**MATERIAL SHOWN**
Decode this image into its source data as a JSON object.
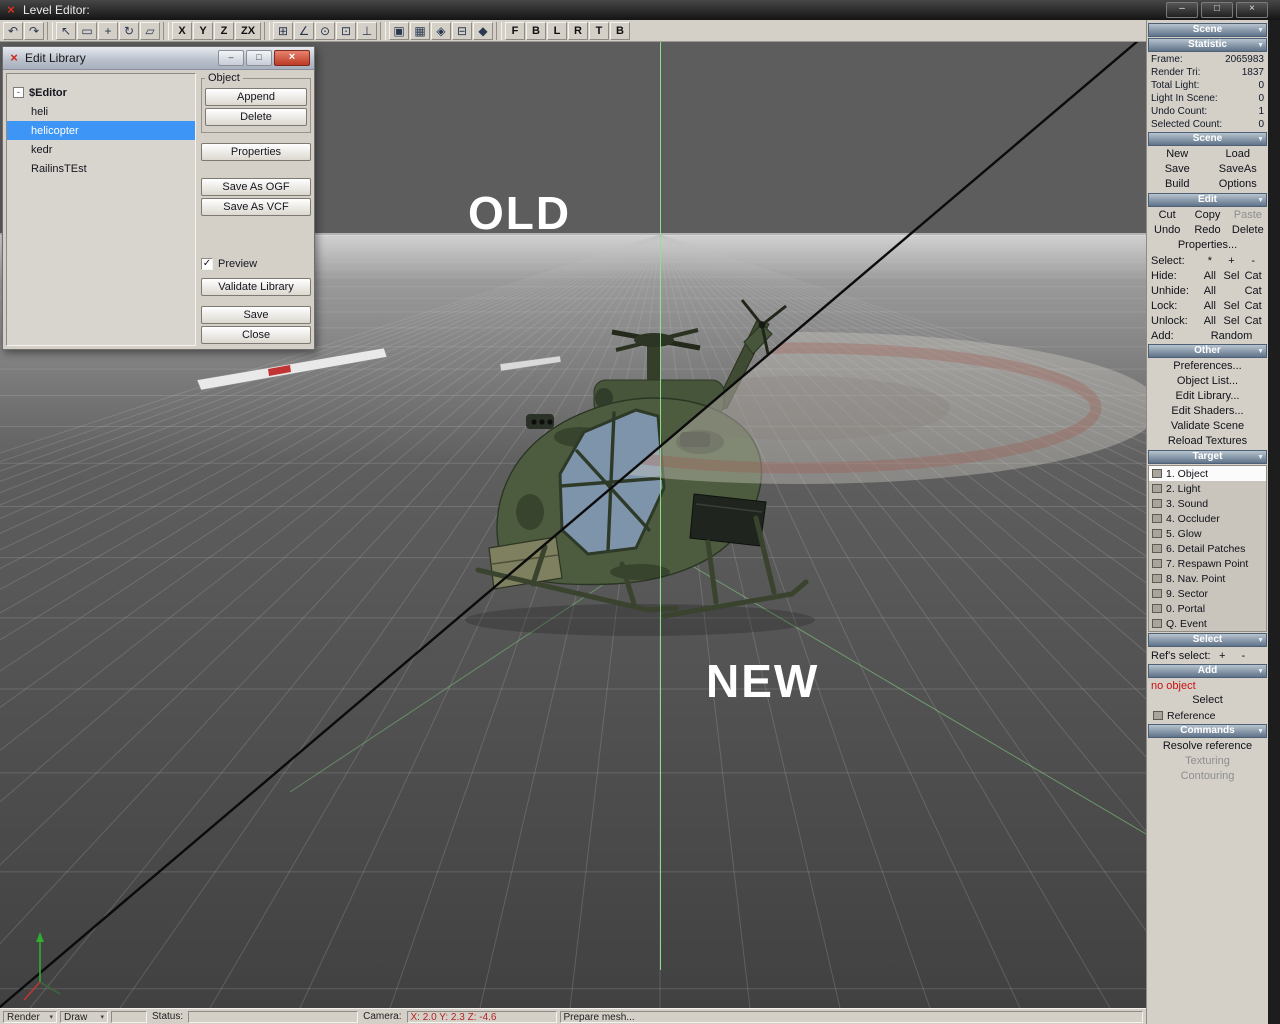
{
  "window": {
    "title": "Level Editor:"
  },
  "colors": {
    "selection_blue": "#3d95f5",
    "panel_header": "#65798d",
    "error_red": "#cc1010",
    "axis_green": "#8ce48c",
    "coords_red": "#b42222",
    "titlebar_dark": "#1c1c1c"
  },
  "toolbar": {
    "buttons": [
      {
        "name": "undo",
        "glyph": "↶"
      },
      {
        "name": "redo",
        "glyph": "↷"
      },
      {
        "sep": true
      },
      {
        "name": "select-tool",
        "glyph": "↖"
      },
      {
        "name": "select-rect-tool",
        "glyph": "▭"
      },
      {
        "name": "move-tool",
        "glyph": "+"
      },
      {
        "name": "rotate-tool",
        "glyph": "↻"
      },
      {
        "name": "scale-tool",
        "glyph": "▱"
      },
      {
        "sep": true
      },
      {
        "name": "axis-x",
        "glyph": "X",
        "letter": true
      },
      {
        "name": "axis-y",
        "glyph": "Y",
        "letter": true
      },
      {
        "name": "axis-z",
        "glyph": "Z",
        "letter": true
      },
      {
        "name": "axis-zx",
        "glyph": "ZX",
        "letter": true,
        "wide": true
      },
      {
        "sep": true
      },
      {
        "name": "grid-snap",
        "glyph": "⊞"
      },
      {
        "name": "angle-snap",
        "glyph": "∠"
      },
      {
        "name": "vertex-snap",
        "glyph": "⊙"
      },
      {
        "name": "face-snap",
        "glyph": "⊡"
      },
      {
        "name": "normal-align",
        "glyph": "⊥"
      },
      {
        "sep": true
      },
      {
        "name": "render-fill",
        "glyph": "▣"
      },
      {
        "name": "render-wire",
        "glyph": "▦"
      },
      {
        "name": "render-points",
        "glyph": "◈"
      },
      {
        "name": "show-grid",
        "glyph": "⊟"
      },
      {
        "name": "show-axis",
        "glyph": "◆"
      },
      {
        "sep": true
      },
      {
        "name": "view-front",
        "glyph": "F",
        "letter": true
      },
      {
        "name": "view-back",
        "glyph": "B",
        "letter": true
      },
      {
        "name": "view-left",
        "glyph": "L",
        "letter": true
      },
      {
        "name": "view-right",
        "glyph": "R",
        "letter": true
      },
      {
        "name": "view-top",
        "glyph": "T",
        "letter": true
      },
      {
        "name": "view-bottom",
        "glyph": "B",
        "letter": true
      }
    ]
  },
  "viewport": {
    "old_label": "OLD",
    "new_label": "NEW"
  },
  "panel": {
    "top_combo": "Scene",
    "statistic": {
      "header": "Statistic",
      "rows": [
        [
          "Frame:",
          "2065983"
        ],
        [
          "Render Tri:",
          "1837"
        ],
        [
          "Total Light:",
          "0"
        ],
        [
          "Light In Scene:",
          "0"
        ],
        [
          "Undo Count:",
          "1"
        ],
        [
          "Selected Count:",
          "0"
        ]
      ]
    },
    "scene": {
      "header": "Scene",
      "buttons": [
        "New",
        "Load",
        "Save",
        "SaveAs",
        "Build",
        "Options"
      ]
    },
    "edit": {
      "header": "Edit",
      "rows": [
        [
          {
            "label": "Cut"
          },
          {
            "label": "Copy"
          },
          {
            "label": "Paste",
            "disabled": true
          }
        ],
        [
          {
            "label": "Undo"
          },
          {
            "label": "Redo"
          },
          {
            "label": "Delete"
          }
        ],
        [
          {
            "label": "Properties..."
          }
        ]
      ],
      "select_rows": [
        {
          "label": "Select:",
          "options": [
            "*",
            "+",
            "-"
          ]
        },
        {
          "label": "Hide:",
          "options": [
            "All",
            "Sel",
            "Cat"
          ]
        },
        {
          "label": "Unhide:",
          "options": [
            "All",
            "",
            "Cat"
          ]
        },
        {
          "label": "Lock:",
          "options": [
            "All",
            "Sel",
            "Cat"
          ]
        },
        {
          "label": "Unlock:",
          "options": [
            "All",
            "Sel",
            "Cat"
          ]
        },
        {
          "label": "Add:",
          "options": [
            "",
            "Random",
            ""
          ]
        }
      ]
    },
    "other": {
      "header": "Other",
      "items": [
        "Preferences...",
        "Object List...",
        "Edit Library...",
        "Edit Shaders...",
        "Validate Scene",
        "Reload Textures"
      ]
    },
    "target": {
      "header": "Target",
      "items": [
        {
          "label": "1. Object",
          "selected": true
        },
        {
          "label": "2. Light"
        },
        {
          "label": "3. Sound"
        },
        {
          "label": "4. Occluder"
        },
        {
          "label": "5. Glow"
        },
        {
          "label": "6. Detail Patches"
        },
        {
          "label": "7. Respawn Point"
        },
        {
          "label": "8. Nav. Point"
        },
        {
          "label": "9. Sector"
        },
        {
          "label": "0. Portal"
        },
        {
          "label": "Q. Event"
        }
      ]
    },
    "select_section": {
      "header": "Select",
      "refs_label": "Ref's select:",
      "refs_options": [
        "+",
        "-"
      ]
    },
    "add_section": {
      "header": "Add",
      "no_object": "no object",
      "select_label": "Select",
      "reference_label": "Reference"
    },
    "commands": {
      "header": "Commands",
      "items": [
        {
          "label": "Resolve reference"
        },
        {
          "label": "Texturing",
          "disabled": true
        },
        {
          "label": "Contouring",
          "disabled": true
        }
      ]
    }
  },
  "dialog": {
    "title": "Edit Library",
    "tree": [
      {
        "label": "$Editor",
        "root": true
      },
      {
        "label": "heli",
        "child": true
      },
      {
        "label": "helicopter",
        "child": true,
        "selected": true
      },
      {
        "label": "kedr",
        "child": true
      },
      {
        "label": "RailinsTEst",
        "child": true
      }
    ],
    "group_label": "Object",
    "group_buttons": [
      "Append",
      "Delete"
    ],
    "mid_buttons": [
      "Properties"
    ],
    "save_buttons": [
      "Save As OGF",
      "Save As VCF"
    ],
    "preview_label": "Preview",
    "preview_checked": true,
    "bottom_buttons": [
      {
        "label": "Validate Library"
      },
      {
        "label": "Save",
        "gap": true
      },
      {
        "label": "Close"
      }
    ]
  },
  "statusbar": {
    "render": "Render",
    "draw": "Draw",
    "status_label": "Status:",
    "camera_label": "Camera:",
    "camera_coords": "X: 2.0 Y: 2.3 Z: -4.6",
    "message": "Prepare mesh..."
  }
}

**EXERCISE DESCRIPTION**
What you return should match the records above word for word, minus the pictures.

**COMPLETE RESPONSE**
Decode this image into its source data as a JSON object.
{
  "window": {
    "title": "Level Editor:"
  },
  "colors": {
    "selection_blue": "#3d95f5",
    "panel_header": "#65798d",
    "error_red": "#cc1010",
    "axis_green": "#8ce48c",
    "coords_red": "#b42222",
    "titlebar_dark": "#1c1c1c"
  },
  "toolbar": {
    "buttons": [
      {
        "name": "undo",
        "glyph": "↶"
      },
      {
        "name": "redo",
        "glyph": "↷"
      },
      {
        "sep": true
      },
      {
        "name": "select-tool",
        "glyph": "↖"
      },
      {
        "name": "select-rect-tool",
        "glyph": "▭"
      },
      {
        "name": "move-tool",
        "glyph": "+"
      },
      {
        "name": "rotate-tool",
        "glyph": "↻"
      },
      {
        "name": "scale-tool",
        "glyph": "▱"
      },
      {
        "sep": true
      },
      {
        "name": "axis-x",
        "glyph": "X",
        "letter": true
      },
      {
        "name": "axis-y",
        "glyph": "Y",
        "letter": true
      },
      {
        "name": "axis-z",
        "glyph": "Z",
        "letter": true
      },
      {
        "name": "axis-zx",
        "glyph": "ZX",
        "letter": true,
        "wide": true
      },
      {
        "sep": true
      },
      {
        "name": "grid-snap",
        "glyph": "⊞"
      },
      {
        "name": "angle-snap",
        "glyph": "∠"
      },
      {
        "name": "vertex-snap",
        "glyph": "⊙"
      },
      {
        "name": "face-snap",
        "glyph": "⊡"
      },
      {
        "name": "normal-align",
        "glyph": "⊥"
      },
      {
        "sep": true
      },
      {
        "name": "render-fill",
        "glyph": "▣"
      },
      {
        "name": "render-wire",
        "glyph": "▦"
      },
      {
        "name": "render-points",
        "glyph": "◈"
      },
      {
        "name": "show-grid",
        "glyph": "⊟"
      },
      {
        "name": "show-axis",
        "glyph": "◆"
      },
      {
        "sep": true
      },
      {
        "name": "view-front",
        "glyph": "F",
        "letter": true
      },
      {
        "name": "view-back",
        "glyph": "B",
        "letter": true
      },
      {
        "name": "view-left",
        "glyph": "L",
        "letter": true
      },
      {
        "name": "view-right",
        "glyph": "R",
        "letter": true
      },
      {
        "name": "view-top",
        "glyph": "T",
        "letter": true
      },
      {
        "name": "view-bottom",
        "glyph": "B",
        "letter": true
      }
    ]
  },
  "viewport": {
    "old_label": "OLD",
    "new_label": "NEW"
  },
  "panel": {
    "top_combo": "Scene",
    "statistic": {
      "header": "Statistic",
      "rows": [
        [
          "Frame:",
          "2065983"
        ],
        [
          "Render Tri:",
          "1837"
        ],
        [
          "Total Light:",
          "0"
        ],
        [
          "Light In Scene:",
          "0"
        ],
        [
          "Undo Count:",
          "1"
        ],
        [
          "Selected Count:",
          "0"
        ]
      ]
    },
    "scene": {
      "header": "Scene",
      "buttons": [
        "New",
        "Load",
        "Save",
        "SaveAs",
        "Build",
        "Options"
      ]
    },
    "edit": {
      "header": "Edit",
      "rows": [
        [
          {
            "label": "Cut"
          },
          {
            "label": "Copy"
          },
          {
            "label": "Paste",
            "disabled": true
          }
        ],
        [
          {
            "label": "Undo"
          },
          {
            "label": "Redo"
          },
          {
            "label": "Delete"
          }
        ],
        [
          {
            "label": "Properties..."
          }
        ]
      ],
      "select_rows": [
        {
          "label": "Select:",
          "options": [
            "*",
            "+",
            "-"
          ]
        },
        {
          "label": "Hide:",
          "options": [
            "All",
            "Sel",
            "Cat"
          ]
        },
        {
          "label": "Unhide:",
          "options": [
            "All",
            "",
            "Cat"
          ]
        },
        {
          "label": "Lock:",
          "options": [
            "All",
            "Sel",
            "Cat"
          ]
        },
        {
          "label": "Unlock:",
          "options": [
            "All",
            "Sel",
            "Cat"
          ]
        },
        {
          "label": "Add:",
          "options": [
            "",
            "Random",
            ""
          ]
        }
      ]
    },
    "other": {
      "header": "Other",
      "items": [
        "Preferences...",
        "Object List...",
        "Edit Library...",
        "Edit Shaders...",
        "Validate Scene",
        "Reload Textures"
      ]
    },
    "target": {
      "header": "Target",
      "items": [
        {
          "label": "1. Object",
          "selected": true
        },
        {
          "label": "2. Light"
        },
        {
          "label": "3. Sound"
        },
        {
          "label": "4. Occluder"
        },
        {
          "label": "5. Glow"
        },
        {
          "label": "6. Detail Patches"
        },
        {
          "label": "7. Respawn Point"
        },
        {
          "label": "8. Nav. Point"
        },
        {
          "label": "9. Sector"
        },
        {
          "label": "0. Portal"
        },
        {
          "label": "Q. Event"
        }
      ]
    },
    "select_section": {
      "header": "Select",
      "refs_label": "Ref's select:",
      "refs_options": [
        "+",
        "-"
      ]
    },
    "add_section": {
      "header": "Add",
      "no_object": "no object",
      "select_label": "Select",
      "reference_label": "Reference"
    },
    "commands": {
      "header": "Commands",
      "items": [
        {
          "label": "Resolve reference"
        },
        {
          "label": "Texturing",
          "disabled": true
        },
        {
          "label": "Contouring",
          "disabled": true
        }
      ]
    }
  },
  "dialog": {
    "title": "Edit Library",
    "tree": [
      {
        "label": "$Editor",
        "root": true
      },
      {
        "label": "heli",
        "child": true
      },
      {
        "label": "helicopter",
        "child": true,
        "selected": true
      },
      {
        "label": "kedr",
        "child": true
      },
      {
        "label": "RailinsTEst",
        "child": true
      }
    ],
    "group_label": "Object",
    "group_buttons": [
      "Append",
      "Delete"
    ],
    "mid_buttons": [
      "Properties"
    ],
    "save_buttons": [
      "Save As OGF",
      "Save As VCF"
    ],
    "preview_label": "Preview",
    "preview_checked": true,
    "bottom_buttons": [
      {
        "label": "Validate Library"
      },
      {
        "label": "Save",
        "gap": true
      },
      {
        "label": "Close"
      }
    ]
  },
  "statusbar": {
    "render": "Render",
    "draw": "Draw",
    "status_label": "Status:",
    "camera_label": "Camera:",
    "camera_coords": "X: 2.0 Y: 2.3 Z: -4.6",
    "message": "Prepare mesh..."
  }
}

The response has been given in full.